───── LISTED ENTRIES
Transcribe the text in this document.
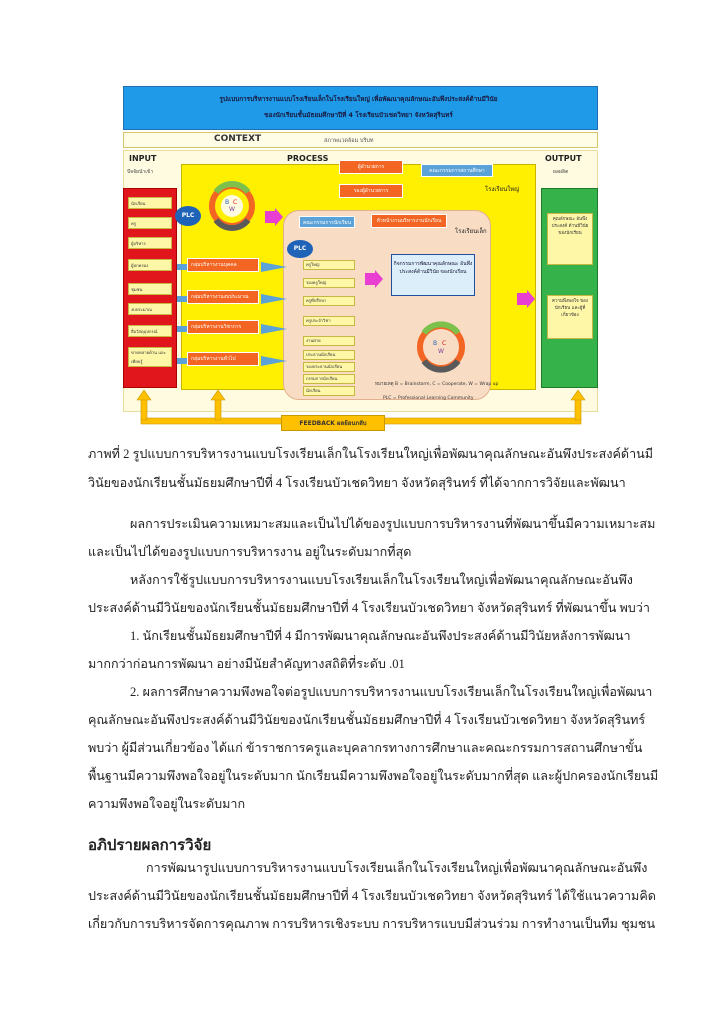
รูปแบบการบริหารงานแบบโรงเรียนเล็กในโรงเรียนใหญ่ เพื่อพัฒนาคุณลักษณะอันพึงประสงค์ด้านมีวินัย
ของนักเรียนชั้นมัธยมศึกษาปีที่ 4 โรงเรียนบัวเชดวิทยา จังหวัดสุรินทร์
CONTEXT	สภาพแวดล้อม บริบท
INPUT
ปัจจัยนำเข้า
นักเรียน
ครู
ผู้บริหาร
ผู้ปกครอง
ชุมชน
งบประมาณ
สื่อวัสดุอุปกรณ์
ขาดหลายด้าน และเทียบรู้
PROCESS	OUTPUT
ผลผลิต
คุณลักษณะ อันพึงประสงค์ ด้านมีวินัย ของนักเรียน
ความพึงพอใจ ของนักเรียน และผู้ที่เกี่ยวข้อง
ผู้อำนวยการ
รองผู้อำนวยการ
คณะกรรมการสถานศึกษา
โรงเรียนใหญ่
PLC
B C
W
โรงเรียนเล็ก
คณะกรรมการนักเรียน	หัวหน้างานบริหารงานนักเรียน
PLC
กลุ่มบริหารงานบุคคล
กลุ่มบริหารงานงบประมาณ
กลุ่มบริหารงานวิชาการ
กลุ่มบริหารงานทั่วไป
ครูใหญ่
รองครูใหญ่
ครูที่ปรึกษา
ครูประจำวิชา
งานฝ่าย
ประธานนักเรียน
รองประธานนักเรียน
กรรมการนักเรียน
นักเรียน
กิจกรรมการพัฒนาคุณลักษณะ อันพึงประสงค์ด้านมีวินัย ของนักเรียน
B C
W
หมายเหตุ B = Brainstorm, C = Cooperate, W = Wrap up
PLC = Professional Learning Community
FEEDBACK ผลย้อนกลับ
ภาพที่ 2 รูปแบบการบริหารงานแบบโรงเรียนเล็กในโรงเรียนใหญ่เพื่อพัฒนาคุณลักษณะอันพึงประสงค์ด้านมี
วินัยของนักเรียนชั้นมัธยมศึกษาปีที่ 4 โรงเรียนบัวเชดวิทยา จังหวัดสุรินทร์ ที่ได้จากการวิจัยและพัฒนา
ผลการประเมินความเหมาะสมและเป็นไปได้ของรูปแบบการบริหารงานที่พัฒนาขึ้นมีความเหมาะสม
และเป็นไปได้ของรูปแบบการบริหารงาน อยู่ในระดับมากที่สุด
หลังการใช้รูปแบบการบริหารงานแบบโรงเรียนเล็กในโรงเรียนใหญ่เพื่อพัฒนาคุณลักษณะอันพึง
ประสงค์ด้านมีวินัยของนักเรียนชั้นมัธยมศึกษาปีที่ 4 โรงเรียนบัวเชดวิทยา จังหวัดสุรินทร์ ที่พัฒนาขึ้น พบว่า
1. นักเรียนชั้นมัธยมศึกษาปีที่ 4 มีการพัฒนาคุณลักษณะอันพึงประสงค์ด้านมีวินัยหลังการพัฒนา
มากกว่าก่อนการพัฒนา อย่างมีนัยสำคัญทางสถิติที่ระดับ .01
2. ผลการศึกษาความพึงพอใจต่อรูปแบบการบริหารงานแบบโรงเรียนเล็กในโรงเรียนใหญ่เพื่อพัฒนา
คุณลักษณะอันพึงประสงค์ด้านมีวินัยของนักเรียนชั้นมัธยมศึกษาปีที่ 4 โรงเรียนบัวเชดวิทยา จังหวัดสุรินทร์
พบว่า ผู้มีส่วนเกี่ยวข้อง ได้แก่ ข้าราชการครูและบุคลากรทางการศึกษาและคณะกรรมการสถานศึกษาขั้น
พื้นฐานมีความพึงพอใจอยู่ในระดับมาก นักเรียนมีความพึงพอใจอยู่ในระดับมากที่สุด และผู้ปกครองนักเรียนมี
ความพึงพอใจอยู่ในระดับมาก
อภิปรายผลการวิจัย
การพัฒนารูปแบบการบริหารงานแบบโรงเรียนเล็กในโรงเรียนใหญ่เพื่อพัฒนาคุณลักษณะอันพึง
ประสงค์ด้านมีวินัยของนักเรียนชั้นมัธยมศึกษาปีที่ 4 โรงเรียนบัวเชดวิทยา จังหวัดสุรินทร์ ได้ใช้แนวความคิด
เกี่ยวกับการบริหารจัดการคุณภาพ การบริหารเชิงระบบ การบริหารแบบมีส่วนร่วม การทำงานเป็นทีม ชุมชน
──────────
───── LISTED ENTRIES
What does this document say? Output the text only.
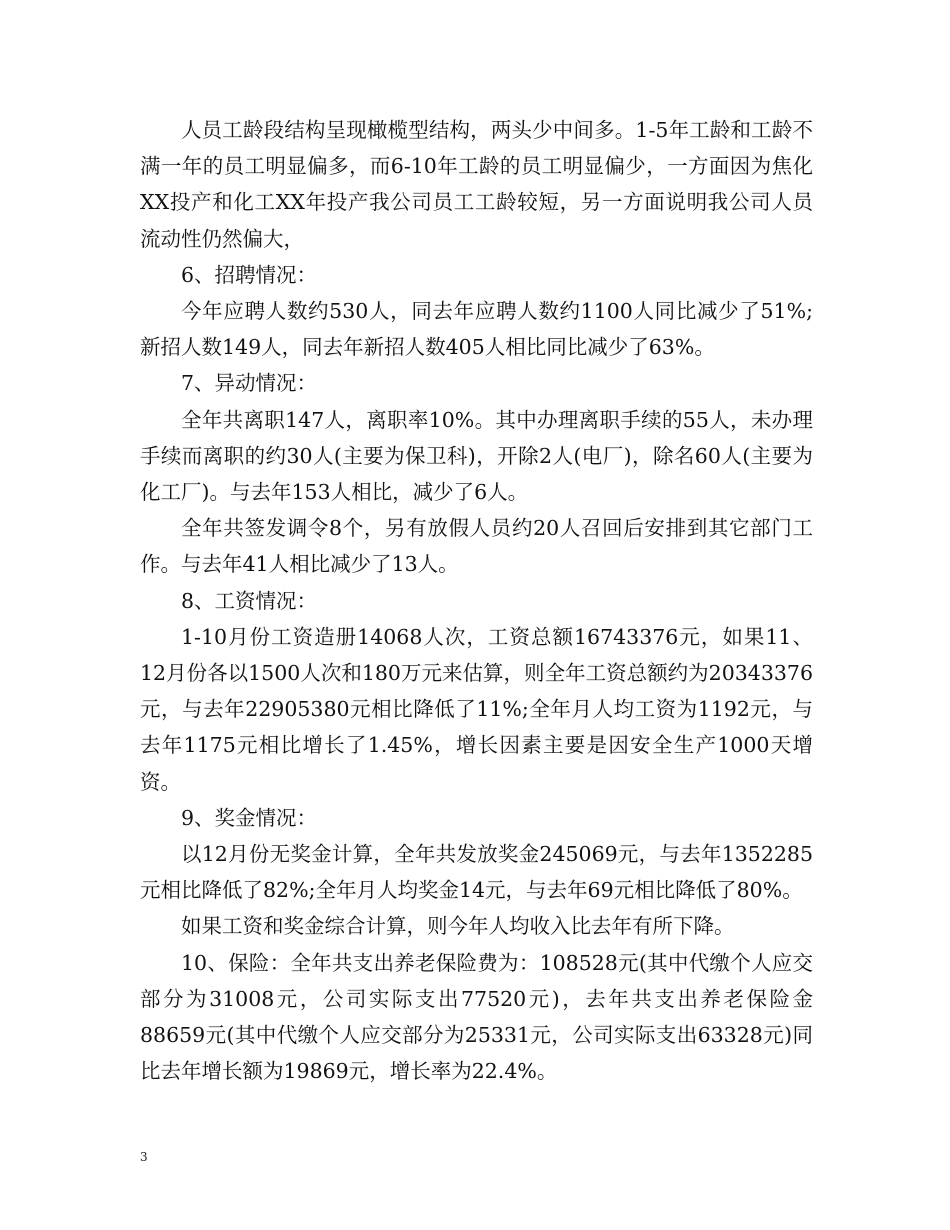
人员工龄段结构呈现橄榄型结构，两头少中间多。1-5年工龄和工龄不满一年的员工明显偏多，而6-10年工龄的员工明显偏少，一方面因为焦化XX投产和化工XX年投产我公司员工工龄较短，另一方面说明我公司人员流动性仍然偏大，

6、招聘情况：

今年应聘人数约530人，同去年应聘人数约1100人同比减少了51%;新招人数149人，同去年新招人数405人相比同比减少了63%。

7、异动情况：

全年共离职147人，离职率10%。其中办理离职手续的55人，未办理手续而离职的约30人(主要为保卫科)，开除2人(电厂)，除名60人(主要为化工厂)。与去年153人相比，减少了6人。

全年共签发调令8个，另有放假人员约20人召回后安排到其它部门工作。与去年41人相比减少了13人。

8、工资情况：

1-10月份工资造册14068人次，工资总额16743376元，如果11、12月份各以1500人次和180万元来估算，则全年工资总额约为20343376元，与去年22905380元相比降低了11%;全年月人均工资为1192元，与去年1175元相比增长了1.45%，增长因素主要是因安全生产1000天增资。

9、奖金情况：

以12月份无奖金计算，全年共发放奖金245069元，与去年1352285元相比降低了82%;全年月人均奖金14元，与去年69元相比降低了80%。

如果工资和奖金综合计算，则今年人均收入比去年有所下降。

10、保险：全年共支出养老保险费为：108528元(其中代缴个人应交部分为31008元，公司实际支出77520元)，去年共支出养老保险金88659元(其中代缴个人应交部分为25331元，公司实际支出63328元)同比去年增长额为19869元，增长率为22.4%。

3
──────────
PROBLEM DETAILS: Give only the number of lines above that hold the string "งพอใจอย".

FULL RESPONSE: 2